== Instructions to follow ==
Give the number of lines that hold the string "What". Nothing else is needed.

== Supplied information ==
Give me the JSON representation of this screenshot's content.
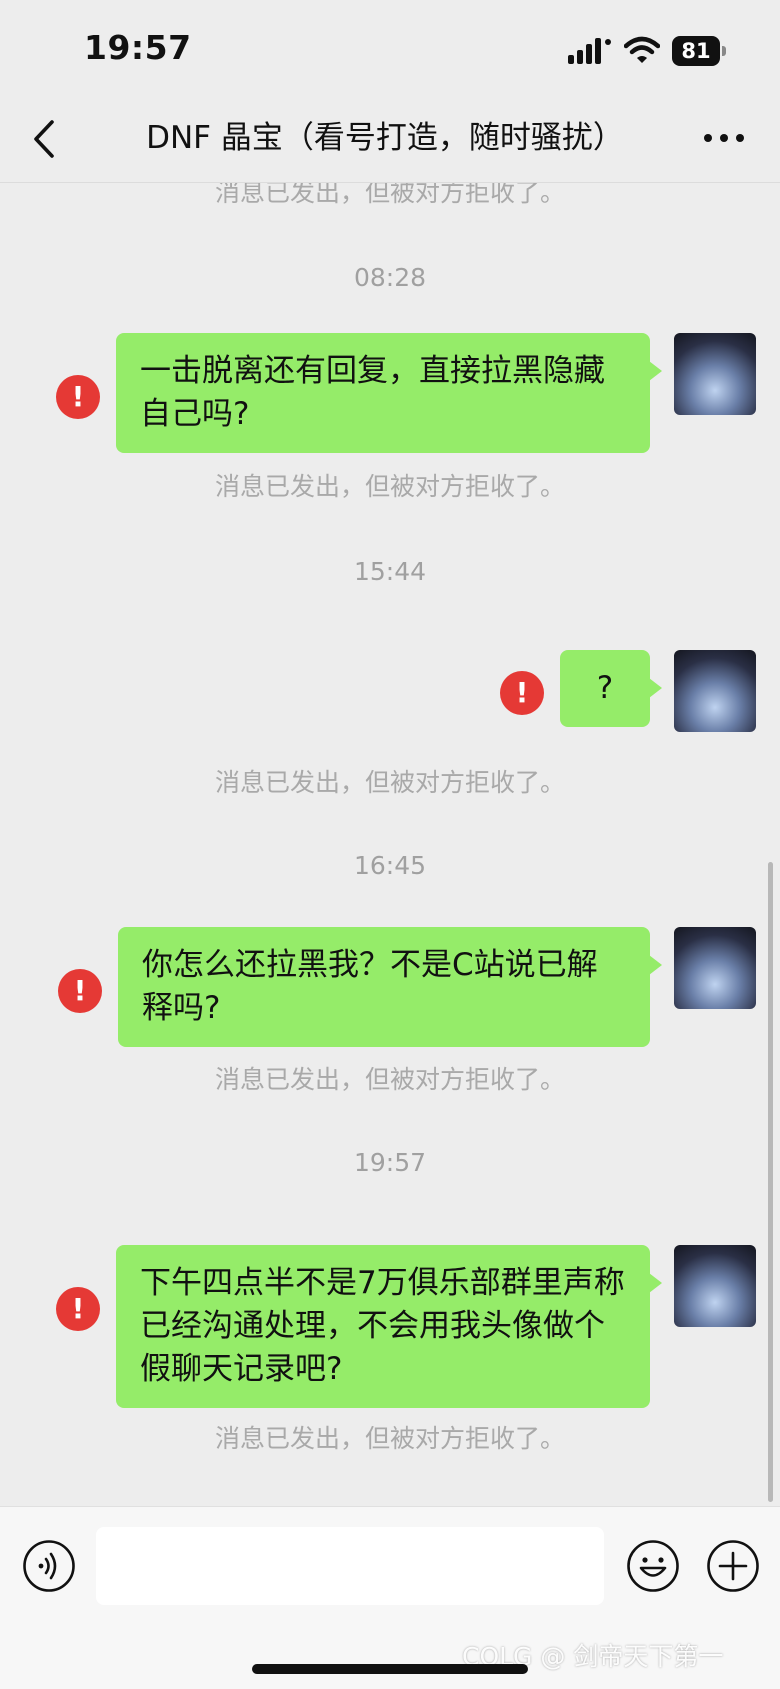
{
  "status_bar": {
    "time": "19:57",
    "battery": "81"
  },
  "header": {
    "title": "DNF 晶宝（看号打造，随时骚扰）"
  },
  "error_icon_glyph": "!",
  "messages": [
    {
      "kind": "notice",
      "text": "消息已发出，但被对方拒收了。"
    },
    {
      "kind": "time",
      "text": "08:28"
    },
    {
      "kind": "sent",
      "text": "一击脱离还有回复，直接拉黑隐藏自己吗?",
      "failed": true
    },
    {
      "kind": "notice",
      "text": "消息已发出，但被对方拒收了。"
    },
    {
      "kind": "time",
      "text": "15:44"
    },
    {
      "kind": "sent",
      "text": "?",
      "failed": true
    },
    {
      "kind": "notice",
      "text": "消息已发出，但被对方拒收了。"
    },
    {
      "kind": "time",
      "text": "16:45"
    },
    {
      "kind": "sent",
      "text": "你怎么还拉黑我？不是C站说已解释吗?",
      "failed": true
    },
    {
      "kind": "notice",
      "text": "消息已发出，但被对方拒收了。"
    },
    {
      "kind": "time",
      "text": "19:57"
    },
    {
      "kind": "sent",
      "text": "下午四点半不是7万俱乐部群里声称已经沟通处理，不会用我头像做个假聊天记录吧?",
      "failed": true
    },
    {
      "kind": "notice",
      "text": "消息已发出，但被对方拒收了。"
    }
  ],
  "input_bar": {
    "placeholder": ""
  },
  "watermark": "COLG @ 剑帝天下第一",
  "icons": {
    "back": "chevron-left-icon",
    "more": "more-dots-icon",
    "voice": "voice-icon",
    "emoji": "emoji-icon",
    "plus": "plus-icon",
    "error": "error-icon"
  },
  "colors": {
    "bubble": "#95ec69",
    "error": "#e53935",
    "background": "#ededed"
  }
}
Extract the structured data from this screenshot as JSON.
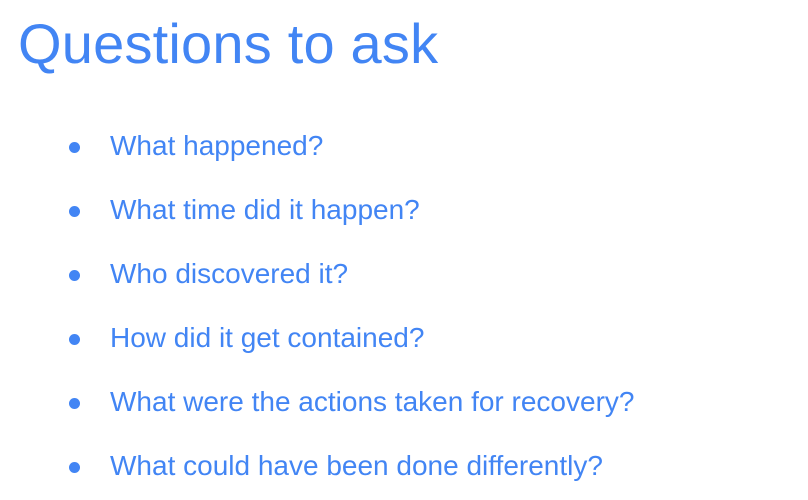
{
  "slide": {
    "title": "Questions to ask",
    "bullets": [
      "What happened?",
      "What time did it happen?",
      "Who discovered it?",
      "How did it get contained?",
      "What were the actions taken for recovery?",
      "What could have been done differently?"
    ],
    "accent_color": "#4285f4"
  }
}
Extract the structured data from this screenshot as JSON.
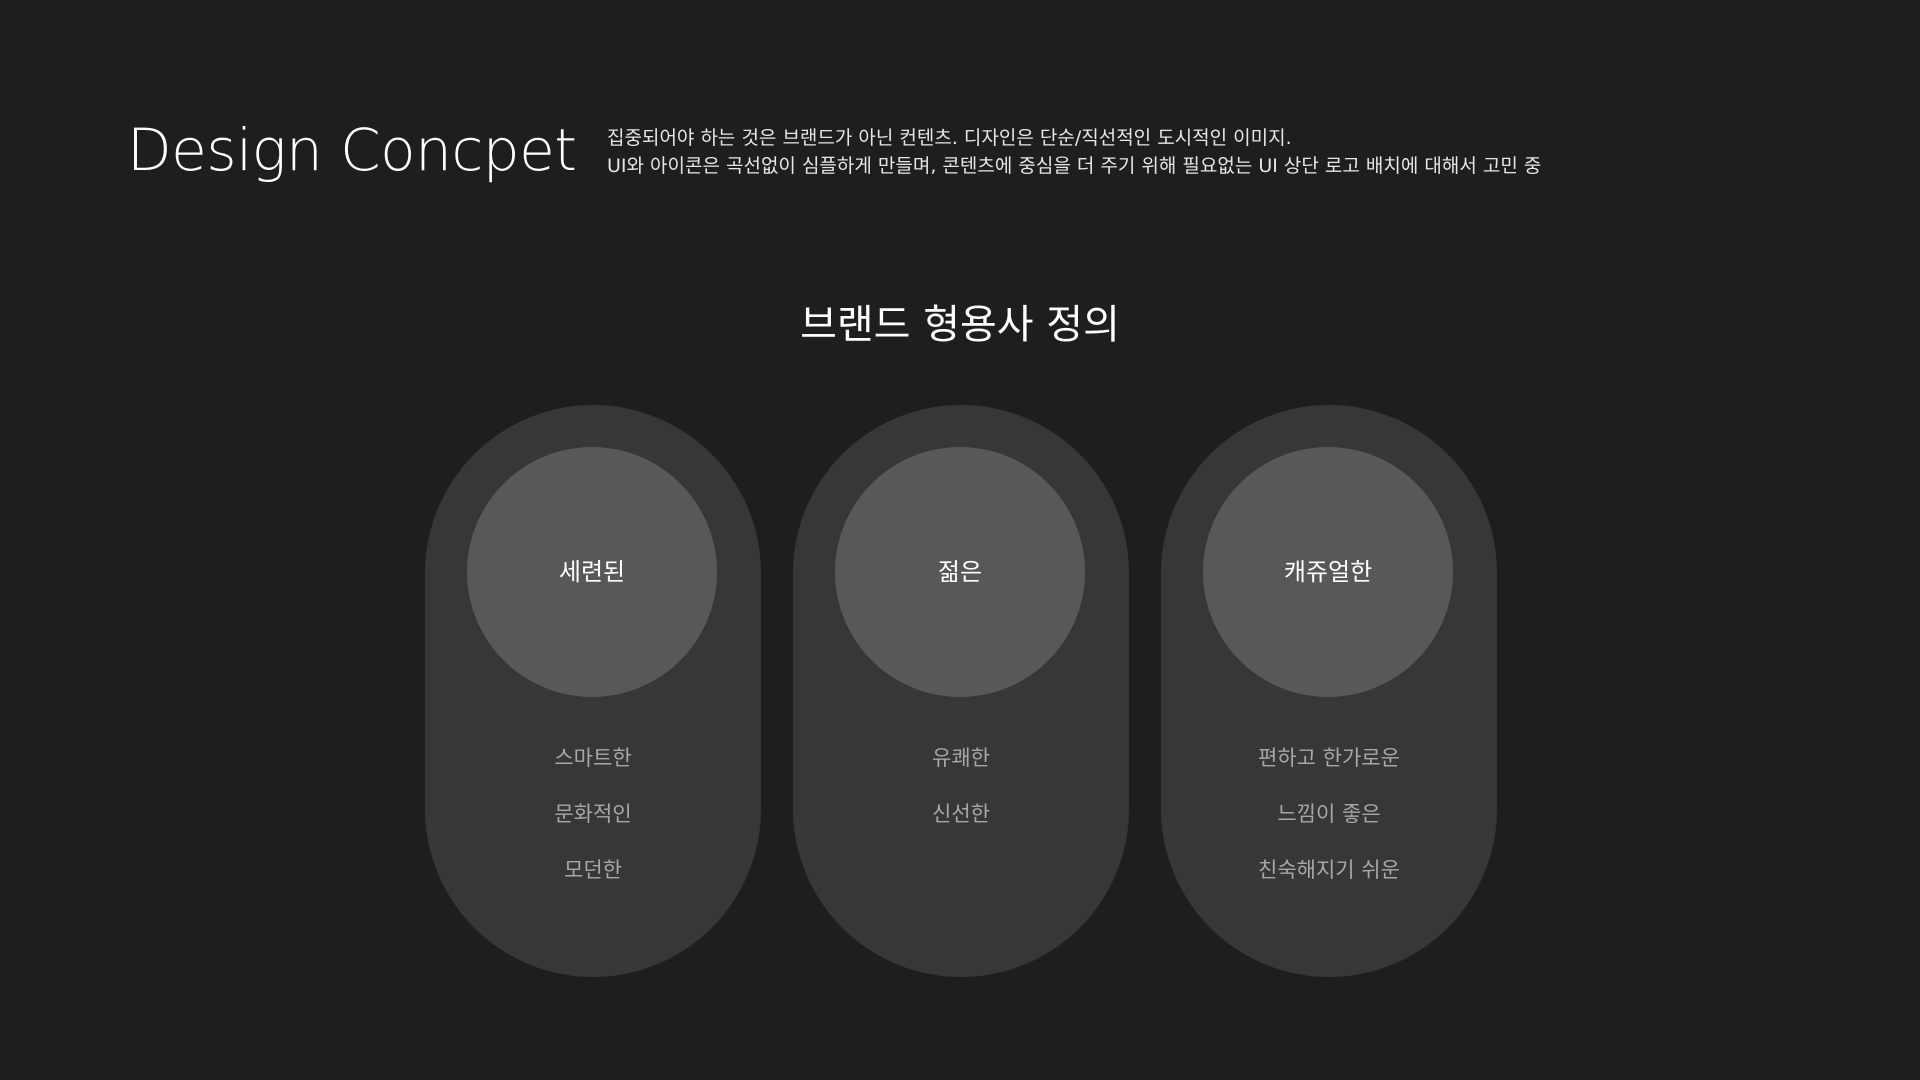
{
  "header": {
    "title": "Design Concpet",
    "description": [
      "집중되어야 하는 것은 브랜드가 아닌 컨텐츠. 디자인은 단순/직선적인 도시적인 이미지.",
      "UI와 아이콘은 곡선없이 심플하게 만들며, 콘텐츠에 중심을 더 주기 위해 필요없는 UI 상단 로고 배치에 대해서 고민 중"
    ]
  },
  "section": {
    "title": "브랜드 형용사 정의"
  },
  "cards": [
    {
      "label": "세련된",
      "attributes": [
        "스마트한",
        "문화적인",
        "모던한"
      ]
    },
    {
      "label": "젊은",
      "attributes": [
        "유쾌한",
        "신선한"
      ]
    },
    {
      "label": "캐쥬얼한",
      "attributes": [
        "편하고 한가로운",
        "느낌이 좋은",
        "친숙해지기 쉬운"
      ]
    }
  ],
  "colors": {
    "background": "#1e1e1e",
    "card": "#373737",
    "circle": "#585858",
    "primary_text": "#ffffff",
    "secondary_text": "#a7a7a7"
  }
}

== Result of this task ==
4